>> Start

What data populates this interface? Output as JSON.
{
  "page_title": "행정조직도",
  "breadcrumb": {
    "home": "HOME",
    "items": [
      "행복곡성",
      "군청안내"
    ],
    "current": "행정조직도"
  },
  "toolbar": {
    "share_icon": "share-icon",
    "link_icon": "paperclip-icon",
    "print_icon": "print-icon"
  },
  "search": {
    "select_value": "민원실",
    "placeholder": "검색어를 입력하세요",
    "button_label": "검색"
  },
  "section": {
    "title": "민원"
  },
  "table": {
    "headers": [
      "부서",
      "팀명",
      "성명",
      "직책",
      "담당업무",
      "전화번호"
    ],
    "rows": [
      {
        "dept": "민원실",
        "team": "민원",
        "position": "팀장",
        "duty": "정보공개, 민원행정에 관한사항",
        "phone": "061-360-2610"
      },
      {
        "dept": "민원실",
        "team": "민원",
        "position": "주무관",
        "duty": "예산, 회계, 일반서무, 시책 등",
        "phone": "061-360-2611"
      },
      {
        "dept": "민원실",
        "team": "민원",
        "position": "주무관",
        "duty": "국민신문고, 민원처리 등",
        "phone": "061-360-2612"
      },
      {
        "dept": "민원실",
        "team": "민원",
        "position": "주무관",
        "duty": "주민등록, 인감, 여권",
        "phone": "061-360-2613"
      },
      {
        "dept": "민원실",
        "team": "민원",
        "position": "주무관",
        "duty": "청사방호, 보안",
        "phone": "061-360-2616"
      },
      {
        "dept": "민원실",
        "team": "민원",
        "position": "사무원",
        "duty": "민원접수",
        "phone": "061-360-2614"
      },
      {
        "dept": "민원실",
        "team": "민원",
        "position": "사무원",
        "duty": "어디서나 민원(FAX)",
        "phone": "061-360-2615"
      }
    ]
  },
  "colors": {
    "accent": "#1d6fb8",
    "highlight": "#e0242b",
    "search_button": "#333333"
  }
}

>> End

GOAL
Transcribe each entry precisely, missing none.

FINISHED EXERCISE
What data populates this interface? Output as JSON.
{
  "page_title": "행정조직도",
  "breadcrumb": {
    "home": "HOME",
    "items": [
      "행복곡성",
      "군청안내"
    ],
    "current": "행정조직도"
  },
  "toolbar": {
    "share_icon": "share-icon",
    "link_icon": "paperclip-icon",
    "print_icon": "print-icon"
  },
  "search": {
    "select_value": "민원실",
    "placeholder": "검색어를 입력하세요",
    "button_label": "검색"
  },
  "section": {
    "title": "민원"
  },
  "table": {
    "headers": [
      "부서",
      "팀명",
      "성명",
      "직책",
      "담당업무",
      "전화번호"
    ],
    "rows": [
      {
        "dept": "민원실",
        "team": "민원",
        "position": "팀장",
        "duty": "정보공개, 민원행정에 관한사항",
        "phone": "061-360-2610"
      },
      {
        "dept": "민원실",
        "team": "민원",
        "position": "주무관",
        "duty": "예산, 회계, 일반서무, 시책 등",
        "phone": "061-360-2611"
      },
      {
        "dept": "민원실",
        "team": "민원",
        "position": "주무관",
        "duty": "국민신문고, 민원처리 등",
        "phone": "061-360-2612"
      },
      {
        "dept": "민원실",
        "team": "민원",
        "position": "주무관",
        "duty": "주민등록, 인감, 여권",
        "phone": "061-360-2613"
      },
      {
        "dept": "민원실",
        "team": "민원",
        "position": "주무관",
        "duty": "청사방호, 보안",
        "phone": "061-360-2616"
      },
      {
        "dept": "민원실",
        "team": "민원",
        "position": "사무원",
        "duty": "민원접수",
        "phone": "061-360-2614"
      },
      {
        "dept": "민원실",
        "team": "민원",
        "position": "사무원",
        "duty": "어디서나 민원(FAX)",
        "phone": "061-360-2615"
      }
    ]
  },
  "colors": {
    "accent": "#1d6fb8",
    "highlight": "#e0242b",
    "search_button": "#333333"
  }
}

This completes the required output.